START Dataset entries
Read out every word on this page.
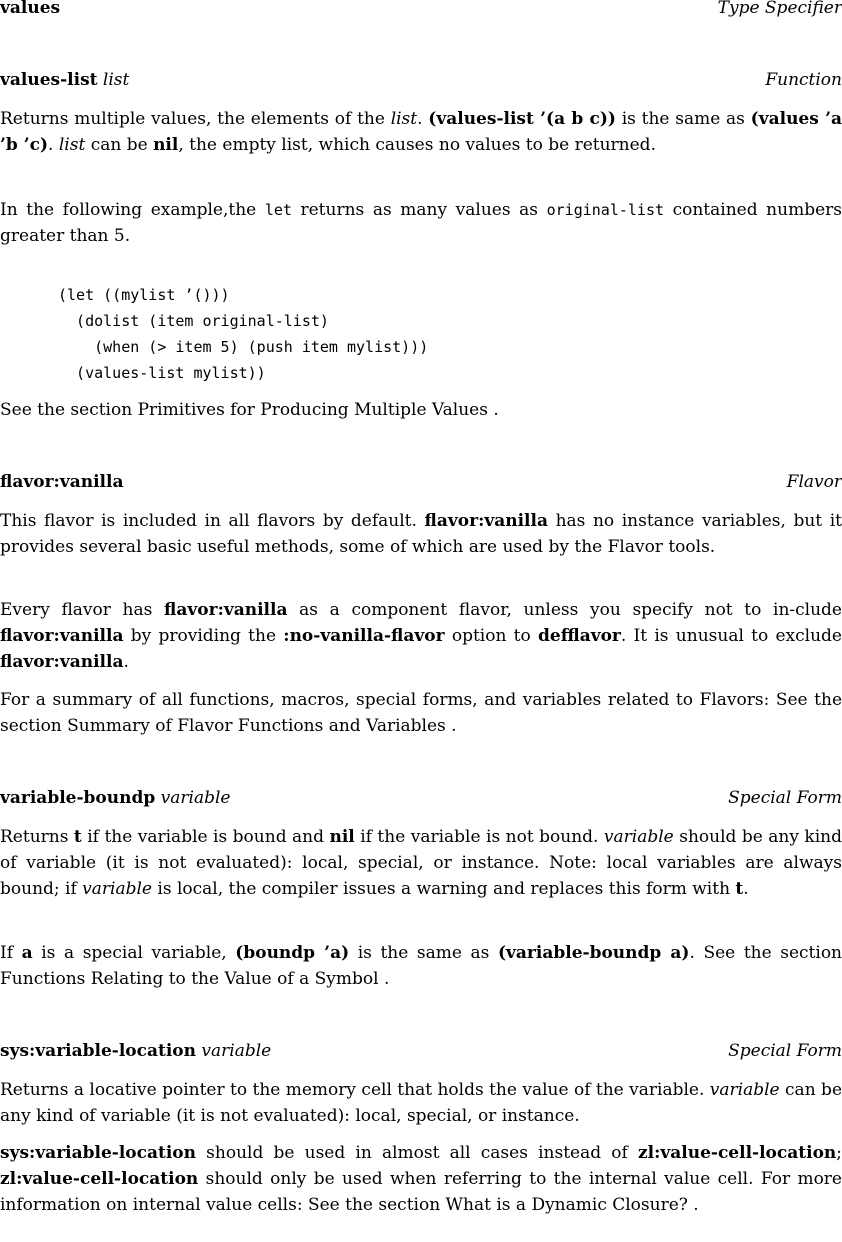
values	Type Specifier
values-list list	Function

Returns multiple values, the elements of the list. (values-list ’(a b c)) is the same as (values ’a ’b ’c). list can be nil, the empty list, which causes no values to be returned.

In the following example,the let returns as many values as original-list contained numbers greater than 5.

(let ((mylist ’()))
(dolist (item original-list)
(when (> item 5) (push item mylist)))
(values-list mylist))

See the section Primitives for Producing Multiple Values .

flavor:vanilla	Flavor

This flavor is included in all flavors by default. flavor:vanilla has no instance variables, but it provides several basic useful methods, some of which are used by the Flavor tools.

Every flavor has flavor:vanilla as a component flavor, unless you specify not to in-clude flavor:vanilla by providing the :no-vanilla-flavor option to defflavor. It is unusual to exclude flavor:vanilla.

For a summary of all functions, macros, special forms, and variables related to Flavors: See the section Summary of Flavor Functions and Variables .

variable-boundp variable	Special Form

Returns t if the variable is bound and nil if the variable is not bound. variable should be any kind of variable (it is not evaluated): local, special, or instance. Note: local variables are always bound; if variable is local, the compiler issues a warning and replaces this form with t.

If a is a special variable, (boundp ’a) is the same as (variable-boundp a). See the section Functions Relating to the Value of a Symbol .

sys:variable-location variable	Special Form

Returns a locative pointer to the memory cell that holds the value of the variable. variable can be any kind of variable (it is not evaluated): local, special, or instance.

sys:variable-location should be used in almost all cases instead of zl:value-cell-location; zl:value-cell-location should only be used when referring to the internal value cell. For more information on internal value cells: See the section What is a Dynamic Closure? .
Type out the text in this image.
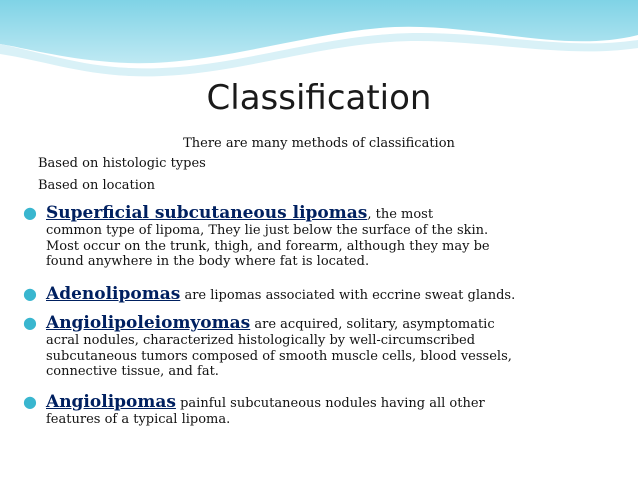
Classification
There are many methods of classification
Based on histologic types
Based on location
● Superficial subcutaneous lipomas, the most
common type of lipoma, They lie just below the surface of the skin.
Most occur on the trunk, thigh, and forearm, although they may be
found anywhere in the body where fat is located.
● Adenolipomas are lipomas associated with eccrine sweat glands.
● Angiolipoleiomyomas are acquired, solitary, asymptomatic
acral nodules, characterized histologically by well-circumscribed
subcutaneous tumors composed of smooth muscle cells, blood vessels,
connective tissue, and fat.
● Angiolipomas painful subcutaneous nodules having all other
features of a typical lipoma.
END Dataset entries
START Dataset entries
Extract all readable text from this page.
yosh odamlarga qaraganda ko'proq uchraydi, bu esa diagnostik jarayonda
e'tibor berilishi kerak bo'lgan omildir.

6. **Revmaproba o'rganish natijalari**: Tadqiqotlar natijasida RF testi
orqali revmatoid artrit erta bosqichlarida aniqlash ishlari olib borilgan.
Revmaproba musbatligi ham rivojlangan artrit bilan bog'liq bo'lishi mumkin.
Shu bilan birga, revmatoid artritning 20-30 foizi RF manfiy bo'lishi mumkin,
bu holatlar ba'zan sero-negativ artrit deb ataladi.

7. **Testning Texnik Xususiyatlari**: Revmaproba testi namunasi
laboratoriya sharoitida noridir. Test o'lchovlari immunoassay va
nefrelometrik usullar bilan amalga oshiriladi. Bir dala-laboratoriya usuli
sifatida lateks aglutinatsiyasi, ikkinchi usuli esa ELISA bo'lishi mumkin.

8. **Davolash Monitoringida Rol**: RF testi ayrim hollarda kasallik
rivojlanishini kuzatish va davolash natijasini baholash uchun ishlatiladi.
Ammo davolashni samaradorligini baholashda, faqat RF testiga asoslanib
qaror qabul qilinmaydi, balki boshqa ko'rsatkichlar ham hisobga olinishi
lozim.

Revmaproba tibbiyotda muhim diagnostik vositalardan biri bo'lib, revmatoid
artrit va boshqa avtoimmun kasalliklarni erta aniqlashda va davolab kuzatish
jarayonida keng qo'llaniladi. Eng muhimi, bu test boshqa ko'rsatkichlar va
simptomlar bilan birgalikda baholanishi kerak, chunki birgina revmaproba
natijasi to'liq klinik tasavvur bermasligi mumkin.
END Dataset entries
Try it: Find "boundp" in the preceding records. Copy each line that holds it.

Answer space:
variable-boundp variable	Special Form
If a is a special variable, (boundp ’a) is the same as (variable-boundp a). See the section Functions Relating to the Value of a Symbol .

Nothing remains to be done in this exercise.